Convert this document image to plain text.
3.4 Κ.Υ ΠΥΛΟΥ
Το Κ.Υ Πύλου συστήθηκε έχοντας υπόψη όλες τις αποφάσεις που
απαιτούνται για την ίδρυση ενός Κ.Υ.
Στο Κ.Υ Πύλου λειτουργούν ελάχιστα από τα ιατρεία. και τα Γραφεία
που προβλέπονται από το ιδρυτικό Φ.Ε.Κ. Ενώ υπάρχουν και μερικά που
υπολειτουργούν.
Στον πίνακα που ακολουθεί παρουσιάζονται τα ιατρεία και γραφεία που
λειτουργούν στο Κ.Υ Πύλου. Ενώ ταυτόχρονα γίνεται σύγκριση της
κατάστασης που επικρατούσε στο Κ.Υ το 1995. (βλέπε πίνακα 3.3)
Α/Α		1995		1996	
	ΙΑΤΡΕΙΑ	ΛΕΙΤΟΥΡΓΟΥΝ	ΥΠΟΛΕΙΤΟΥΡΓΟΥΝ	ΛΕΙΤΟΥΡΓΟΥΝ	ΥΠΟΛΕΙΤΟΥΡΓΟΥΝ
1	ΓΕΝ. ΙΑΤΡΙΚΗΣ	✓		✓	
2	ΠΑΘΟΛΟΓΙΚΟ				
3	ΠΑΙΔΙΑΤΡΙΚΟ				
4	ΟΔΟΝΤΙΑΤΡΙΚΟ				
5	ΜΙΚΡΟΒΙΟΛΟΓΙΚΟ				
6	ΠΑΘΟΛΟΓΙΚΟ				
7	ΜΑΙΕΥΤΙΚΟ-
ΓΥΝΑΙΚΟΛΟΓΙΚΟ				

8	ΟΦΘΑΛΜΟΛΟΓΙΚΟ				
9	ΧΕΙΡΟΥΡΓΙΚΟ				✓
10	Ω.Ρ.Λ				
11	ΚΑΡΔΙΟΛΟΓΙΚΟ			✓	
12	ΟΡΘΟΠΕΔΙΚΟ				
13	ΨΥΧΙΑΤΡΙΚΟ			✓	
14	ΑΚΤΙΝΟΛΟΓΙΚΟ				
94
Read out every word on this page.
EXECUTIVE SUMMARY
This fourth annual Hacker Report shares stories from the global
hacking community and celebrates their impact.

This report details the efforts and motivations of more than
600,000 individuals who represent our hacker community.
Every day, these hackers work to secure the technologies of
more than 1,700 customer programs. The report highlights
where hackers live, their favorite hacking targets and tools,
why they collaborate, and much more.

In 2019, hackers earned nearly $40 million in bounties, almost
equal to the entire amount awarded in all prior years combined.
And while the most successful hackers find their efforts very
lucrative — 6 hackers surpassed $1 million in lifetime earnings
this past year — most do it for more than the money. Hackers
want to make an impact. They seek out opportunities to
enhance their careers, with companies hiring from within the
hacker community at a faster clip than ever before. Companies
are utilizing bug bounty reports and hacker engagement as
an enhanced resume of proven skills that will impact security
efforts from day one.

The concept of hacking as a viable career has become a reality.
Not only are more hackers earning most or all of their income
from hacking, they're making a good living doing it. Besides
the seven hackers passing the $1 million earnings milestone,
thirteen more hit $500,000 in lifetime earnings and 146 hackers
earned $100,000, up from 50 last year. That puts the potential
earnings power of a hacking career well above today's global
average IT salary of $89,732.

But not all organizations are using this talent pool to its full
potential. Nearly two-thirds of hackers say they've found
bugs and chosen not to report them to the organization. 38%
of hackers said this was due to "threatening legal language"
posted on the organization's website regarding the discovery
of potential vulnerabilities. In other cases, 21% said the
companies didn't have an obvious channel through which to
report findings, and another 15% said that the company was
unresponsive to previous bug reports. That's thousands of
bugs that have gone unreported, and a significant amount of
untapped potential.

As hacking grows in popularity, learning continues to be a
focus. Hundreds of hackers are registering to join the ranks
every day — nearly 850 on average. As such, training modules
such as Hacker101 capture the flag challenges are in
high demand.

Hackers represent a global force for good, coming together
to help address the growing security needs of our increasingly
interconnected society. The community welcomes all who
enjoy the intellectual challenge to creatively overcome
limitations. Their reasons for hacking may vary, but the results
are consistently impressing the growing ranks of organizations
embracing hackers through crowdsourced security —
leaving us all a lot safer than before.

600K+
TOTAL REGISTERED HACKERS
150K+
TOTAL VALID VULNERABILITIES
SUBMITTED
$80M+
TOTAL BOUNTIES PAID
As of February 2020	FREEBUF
○ ○ ○ ○ ○
### Directions for this task
Print all of the entries again, exactly as written.

### Correct answer
Convert this document image to plain text.
3.4 Κ.Υ ΠΥΛΟΥ
Το Κ.Υ Πύλου συστήθηκε έχοντας υπόψη όλες τις αποφάσεις που
απαιτούνται για την ίδρυση ενός Κ.Υ.
Στο Κ.Υ Πύλου λειτουργούν ελάχιστα από τα ιατρεία. και τα Γραφεία
που προβλέπονται από το ιδρυτικό Φ.Ε.Κ. Ενώ υπάρχουν και μερικά που
υπολειτουργούν.
Στον πίνακα που ακολουθεί παρουσιάζονται τα ιατρεία και γραφεία που
λειτουργούν στο Κ.Υ Πύλου. Ενώ ταυτόχρονα γίνεται σύγκριση της
κατάστασης που επικρατούσε στο Κ.Υ το 1995. (βλέπε πίνακα 3.3)
Α/Α		1995		1996	
	ΙΑΤΡΕΙΑ	ΛΕΙΤΟΥΡΓΟΥΝ	ΥΠΟΛΕΙΤΟΥΡΓΟΥΝ	ΛΕΙΤΟΥΡΓΟΥΝ	ΥΠΟΛΕΙΤΟΥΡΓΟΥΝ
1	ΓΕΝ. ΙΑΤΡΙΚΗΣ	✓		✓	
2	ΠΑΘΟΛΟΓΙΚΟ				
3	ΠΑΙΔΙΑΤΡΙΚΟ				
4	ΟΔΟΝΤΙΑΤΡΙΚΟ				
5	ΜΙΚΡΟΒΙΟΛΟΓΙΚΟ				
6	ΠΑΘΟΛΟΓΙΚΟ				
7	ΜΑΙΕΥΤΙΚΟ-
ΓΥΝΑΙΚΟΛΟΓΙΚΟ				

8	ΟΦΘΑΛΜΟΛΟΓΙΚΟ				
9	ΧΕΙΡΟΥΡΓΙΚΟ				✓
10	Ω.Ρ.Λ				
11	ΚΑΡΔΙΟΛΟΓΙΚΟ			✓	
12	ΟΡΘΟΠΕΔΙΚΟ				
13	ΨΥΧΙΑΤΡΙΚΟ			✓	
14	ΑΚΤΙΝΟΛΟΓΙΚΟ				
94
Read out every word on this page.
EXECUTIVE SUMMARY
This fourth annual Hacker Report shares stories from the global
hacking community and celebrates their impact.

This report details the efforts and motivations of more than
600,000 individuals who represent our hacker community.
Every day, these hackers work to secure the technologies of
more than 1,700 customer programs. The report highlights
where hackers live, their favorite hacking targets and tools,
why they collaborate, and much more.

In 2019, hackers earned nearly $40 million in bounties, almost
equal to the entire amount awarded in all prior years combined.
And while the most successful hackers find their efforts very
lucrative — 6 hackers surpassed $1 million in lifetime earnings
this past year — most do it for more than the money. Hackers
want to make an impact. They seek out opportunities to
enhance their careers, with companies hiring from within the
hacker community at a faster clip than ever before. Companies
are utilizing bug bounty reports and hacker engagement as
an enhanced resume of proven skills that will impact security
efforts from day one.

The concept of hacking as a viable career has become a reality.
Not only are more hackers earning most or all of their income
from hacking, they're making a good living doing it. Besides
the seven hackers passing the $1 million earnings milestone,
thirteen more hit $500,000 in lifetime earnings and 146 hackers
earned $100,000, up from 50 last year. That puts the potential
earnings power of a hacking career well above today's global
average IT salary of $89,732.

But not all organizations are using this talent pool to its full
potential. Nearly two-thirds of hackers say they've found
bugs and chosen not to report them to the organization. 38%
of hackers said this was due to "threatening legal language"
posted on the organization's website regarding the discovery
of potential vulnerabilities. In other cases, 21% said the
companies didn't have an obvious channel through which to
report findings, and another 15% said that the company was
unresponsive to previous bug reports. That's thousands of
bugs that have gone unreported, and a significant amount of
untapped potential.

As hacking grows in popularity, learning continues to be a
focus. Hundreds of hackers are registering to join the ranks
every day — nearly 850 on average. As such, training modules
such as Hacker101 capture the flag challenges are in
high demand.

Hackers represent a global force for good, coming together
to help address the growing security needs of our increasingly
interconnected society. The community welcomes all who
enjoy the intellectual challenge to creatively overcome
limitations. Their reasons for hacking may vary, but the results
are consistently impressing the growing ranks of organizations
embracing hackers through crowdsourced security —
leaving us all a lot safer than before.

600K+
TOTAL REGISTERED HACKERS
150K+
TOTAL VALID VULNERABILITIES
SUBMITTED
$80M+
TOTAL BOUNTIES PAID
As of February 2020	FREEBUF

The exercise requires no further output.